WHAT IS EXPECTED »
From the records, pick out and copy each line containing "предприятий".

DATA EXTRACT »

■ ■ ■ ■ ■

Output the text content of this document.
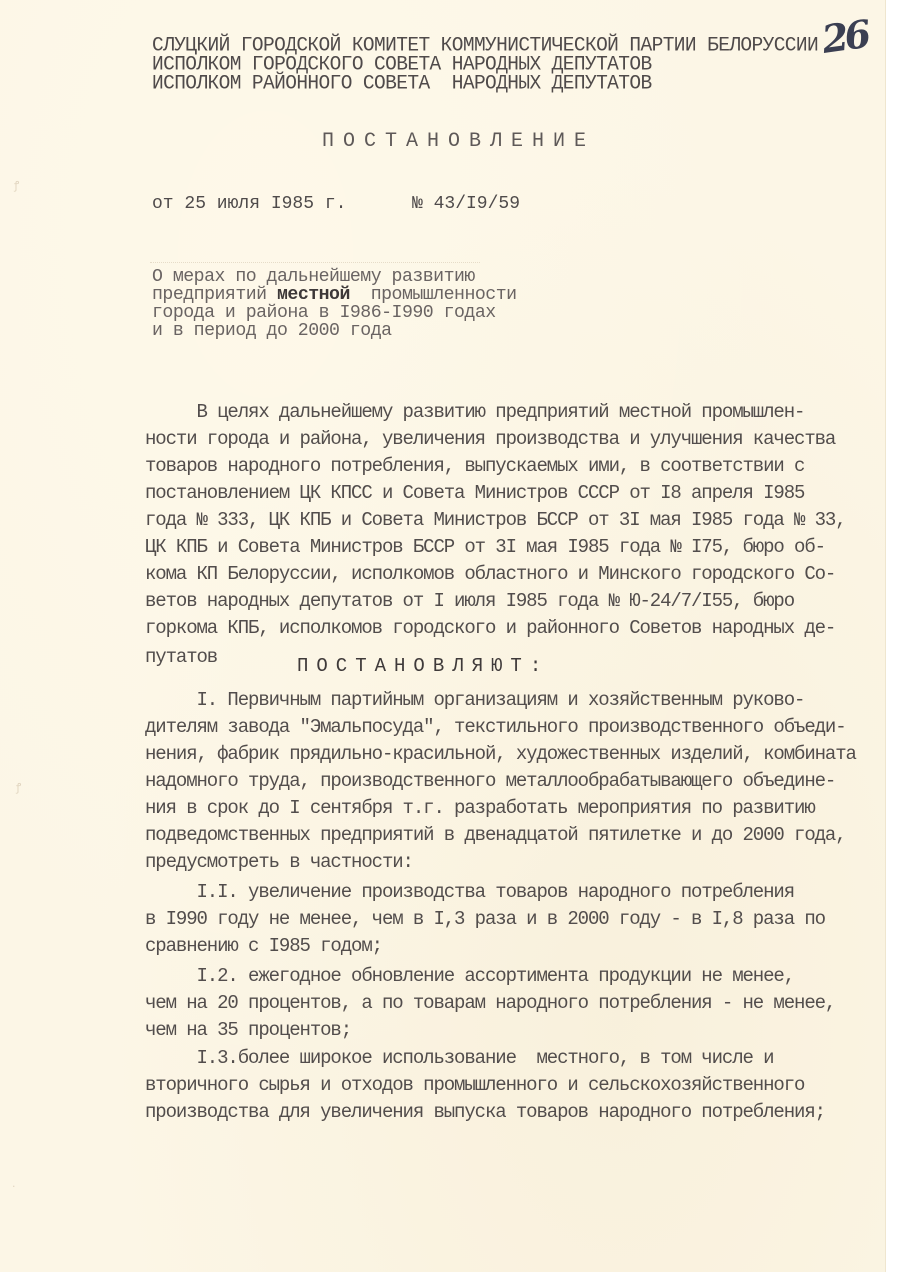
СЛУЦКИЙ ГОРОДСКОЙ КОМИТЕТ КОММУНИСТИЧЕСКОЙ ПАРТИИ БЕЛОРУССИИ
ИСПОЛКОМ ГОРОДСКОГО СОВЕТА НАРОДНЫХ ДЕПУТАТОВ
ИСПОЛКОМ РАЙОННОГО СОВЕТА  НАРОДНЫХ ДЕПУТАТОВ
26
ПОСТАНОВЛЕНИЕ
от 25 июля I985 г.	№ 43/I9/59
О мерах по дальнейшему развитию
предприятий местной  промышленности
города и района в I986-I990 годах
и в период до 2000 года
В целях дальнейшему развитию предприятий местной промышлен-
ности города и района, увеличения производства и улучшения качества
товаров народного потребления, выпускаемых ими, в соответствии с
постановлением ЦК КПСС и Совета Министров СССР от I8 апреля I985
года № 333, ЦК КПБ и Совета Министров БССР от 3I мая I985 года № 33,
ЦК КПБ и Совета Министров БССР от 3I мая I985 года № I75, бюро об-
кома КП Белоруссии, исполкомов областного и Минского городского Со-
ветов народных депутатов от I июля I985 года № Ю-24/7/I55, бюро
горкома КПБ, исполкомов городского и районного Советов народных де-
путатов	ПОСТАНОВЛЯЮТ:
I. Первичным партийным организациям и хозяйственным руково-
дителям завода "Эмальпосуда", текстильного производственного объеди-
нения, фабрик прядильно-красильной, художественных изделий, комбината
надомного труда, производственного металлообрабатывающего объедине-
ния в срок до I сентября т.г. разработать мероприятия по развитию
подведомственных предприятий в двенадцатой пятилетке и до 2000 года,
предусмотреть в частности:
I.I. увеличение производства товаров народного потребления
в I990 году не менее, чем в I,3 раза и в 2000 году - в I,8 раза по
сравнению с I985 годом;
I.2. ежегодное обновление ассортимента продукции не менее,
чем на 20 процентов, а по товарам народного потребления - не менее,
чем на 35 процентов;
I.3.более широкое использование  местного, в том числе и
вторичного сырья и отходов промышленного и сельскохозяйственного
производства для увеличения выпуска товаров народного потребления;
ꝭ
ꝭ
·
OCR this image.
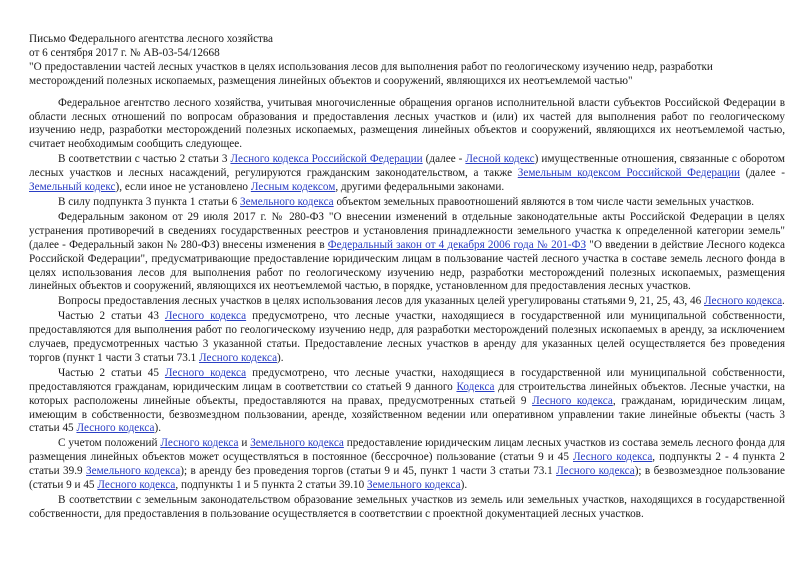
Письмо Федерального агентства лесного хозяйства
от 6 сентября 2017 г. № АВ-03-54/12668
"О предоставлении частей лесных участков в целях использования лесов для выполнения работ по геологическому изучению недр, разработки месторождений полезных ископаемых, размещения линейных объектов и сооружений, являющихся их неотъемлемой частью"
Федеральное агентство лесного хозяйства, учитывая многочисленные обращения органов исполнительной власти субъектов Российской Федерации в области лесных отношений по вопросам образования и предоставления лесных участков и (или) их частей для выполнения работ по геологическому изучению недр, разработки месторождений полезных ископаемых, размещения линейных объектов и сооружений, являющихся их неотъемлемой частью, считает необходимым сообщить следующее.
В соответствии с частью 2 статьи 3 Лесного кодекса Российской Федерации (далее - Лесной кодекс) имущественные отношения, связанные с оборотом лесных участков и лесных насаждений, регулируются гражданским законодательством, а также Земельным кодексом Российской Федерации (далее - Земельный кодекс), если иное не установлено Лесным кодексом, другими федеральными законами.
В силу подпункта 3 пункта 1 статьи 6 Земельного кодекса объектом земельных правоотношений являются в том числе части земельных участков.
Федеральным законом от 29 июля 2017 г. № 280-ФЗ "О внесении изменений в отдельные законодательные акты Российской Федерации в целях устранения противоречий в сведениях государственных реестров и установления принадлежности земельного участка к определенной категории земель" (далее - Федеральный закон № 280-ФЗ) внесены изменения в Федеральный закон от 4 декабря 2006 года № 201-ФЗ "О введении в действие Лесного кодекса Российской Федерации", предусматривающие предоставление юридическим лицам в пользование частей лесного участка в составе земель лесного фонда в целях использования лесов для выполнения работ по геологическому изучению недр, разработки месторождений полезных ископаемых, размещения линейных объектов и сооружений, являющихся их неотъемлемой частью, в порядке, установленном для предоставления лесных участков.
Вопросы предоставления лесных участков в целях использования лесов для указанных целей урегулированы статьями 9, 21, 25, 43, 46 Лесного кодекса.
Частью 2 статьи 43 Лесного кодекса предусмотрено, что лесные участки, находящиеся в государственной или муниципальной собственности, предоставляются для выполнения работ по геологическому изучению недр, для разработки месторождений полезных ископаемых в аренду, за исключением случаев, предусмотренных частью 3 указанной статьи. Предоставление лесных участков в аренду для указанных целей осуществляется без проведения торгов (пункт 1 части 3 статьи 73.1 Лесного кодекса).
Частью 2 статьи 45 Лесного кодекса предусмотрено, что лесные участки, находящиеся в государственной или муниципальной собственности, предоставляются гражданам, юридическим лицам в соответствии со статьей 9 данного Кодекса для строительства линейных объектов. Лесные участки, на которых расположены линейные объекты, предоставляются на правах, предусмотренных статьей 9 Лесного кодекса, гражданам, юридическим лицам, имеющим в собственности, безвозмездном пользовании, аренде, хозяйственном ведении или оперативном управлении такие линейные объекты (часть 3 статьи 45 Лесного кодекса).
С учетом положений Лесного кодекса и Земельного кодекса предоставление юридическим лицам лесных участков из состава земель лесного фонда для размещения линейных объектов может осуществляться в постоянное (бессрочное) пользование (статьи 9 и 45 Лесного кодекса, подпункты 2 - 4 пункта 2 статьи 39.9 Земельного кодекса); в аренду без проведения торгов (статьи 9 и 45, пункт 1 части 3 статьи 73.1 Лесного кодекса); в безвозмездное пользование (статьи 9 и 45 Лесного кодекса, подпункты 1 и 5 пункта 2 статьи 39.10 Земельного кодекса).
В соответствии с земельным законодательством образование земельных участков из земель или земельных участков, находящихся в государственной собственности, для предоставления в пользование осуществляется в соответствии с проектной документацией лесных участков.
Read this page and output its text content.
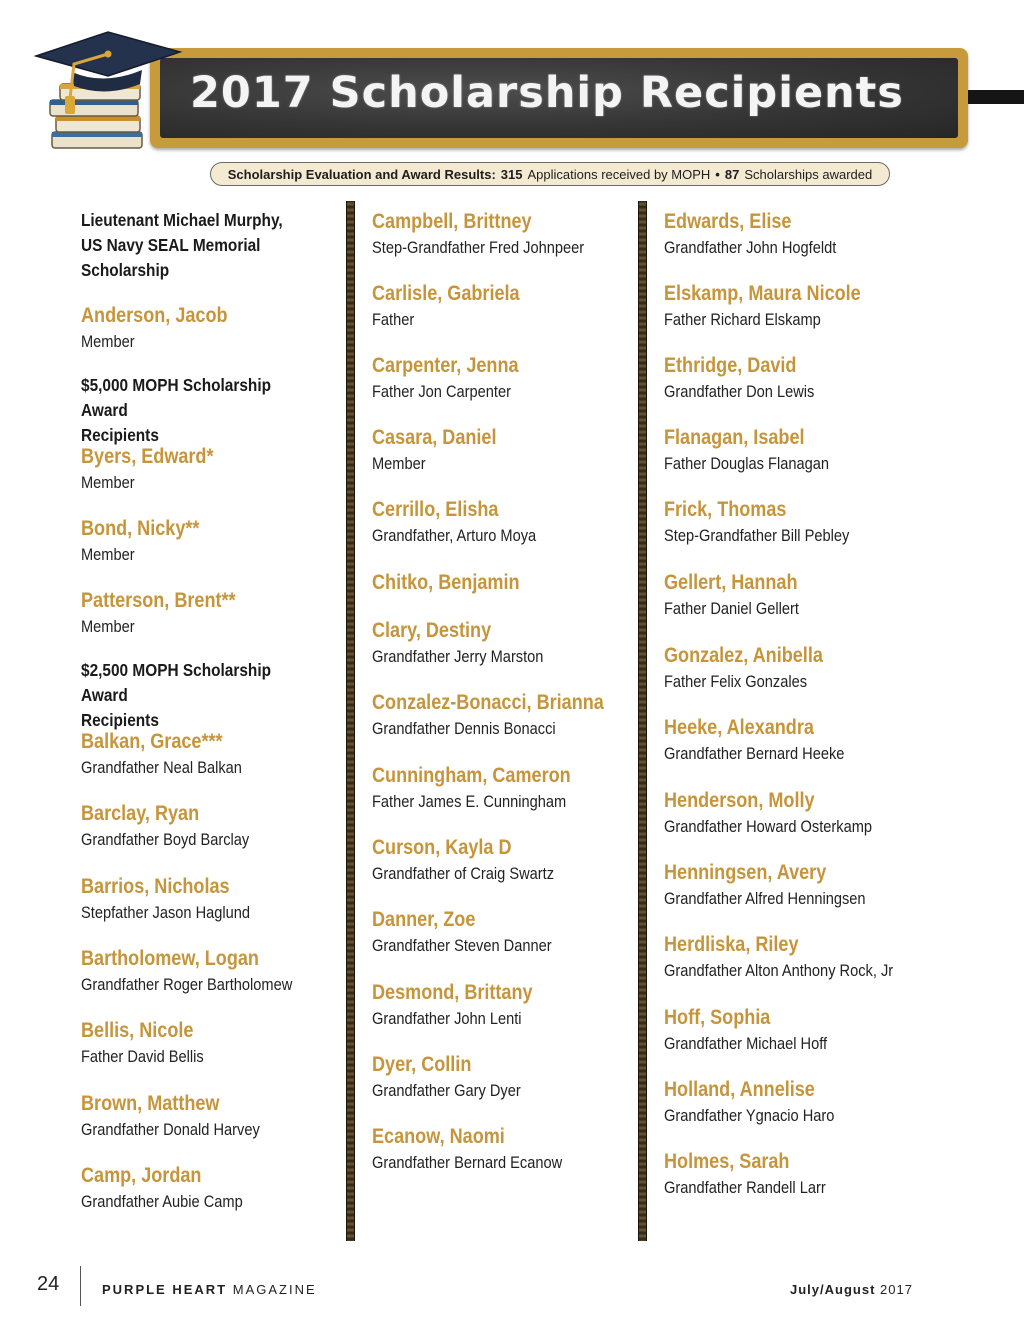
2017 Scholarship Recipients
Scholarship Evaluation and Award Results: 315 Applications received by MOPH • 87 Scholarships awarded
Lieutenant Michael Murphy,
US Navy SEAL Memorial
Scholarship
Anderson, Jacob
Member
$5,000 MOPH Scholarship Award
Recipients
Byers, Edward*
Member
Bond, Nicky**
Member
Patterson, Brent**
Member
$2,500 MOPH Scholarship Award
Recipients
Balkan, Grace***
Grandfather Neal Balkan
Barclay, Ryan
Grandfather Boyd Barclay
Barrios, Nicholas
Stepfather Jason Haglund
Bartholomew, Logan
Grandfather Roger Bartholomew
Bellis, Nicole
Father David Bellis
Brown, Matthew
Grandfather Donald Harvey
Camp, Jordan
Grandfather Aubie Camp
Campbell, Brittney
Step-Grandfather Fred Johnpeer
Carlisle, Gabriela
Father
Carpenter, Jenna
Father Jon Carpenter
Casara, Daniel
Member
Cerrillo, Elisha
Grandfather, Arturo Moya
Chitko, Benjamin
Clary, Destiny
Grandfather Jerry Marston
Conzalez-Bonacci, Brianna
Grandfather Dennis Bonacci
Cunningham, Cameron
Father James E. Cunningham
Curson, Kayla D
Grandfather of Craig Swartz
Danner, Zoe
Grandfather Steven Danner
Desmond, Brittany
Grandfather John Lenti
Dyer, Collin
Grandfather Gary Dyer
Ecanow, Naomi
Grandfather Bernard Ecanow
Edwards, Elise
Grandfather John Hogfeldt
Elskamp, Maura Nicole
Father Richard Elskamp
Ethridge, David
Grandfather Don Lewis
Flanagan, Isabel
Father Douglas Flanagan
Frick, Thomas
Step-Grandfather Bill Pebley
Gellert, Hannah
Father Daniel Gellert
Gonzalez, Anibella
Father Felix Gonzales
Heeke, Alexandra
Grandfather Bernard Heeke
Henderson, Molly
Grandfather Howard Osterkamp
Henningsen, Avery
Grandfather Alfred Henningsen
Herdliska, Riley
Grandfather Alton Anthony Rock, Jr
Hoff, Sophia
Grandfather Michael Hoff
Holland, Annelise
Grandfather Ygnacio Haro
Holmes, Sarah
Grandfather Randell Larr
24	PURPLE HEART MAGAZINE	July/August 2017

■ ■ ■ ■ ■

TASK ANSWER »
предприятий местной  промышленности
В целях дальнейшему развитию предприятий местной промышлен-
подведомственных предприятий в двенадцатой пятилетке и до 2000 года,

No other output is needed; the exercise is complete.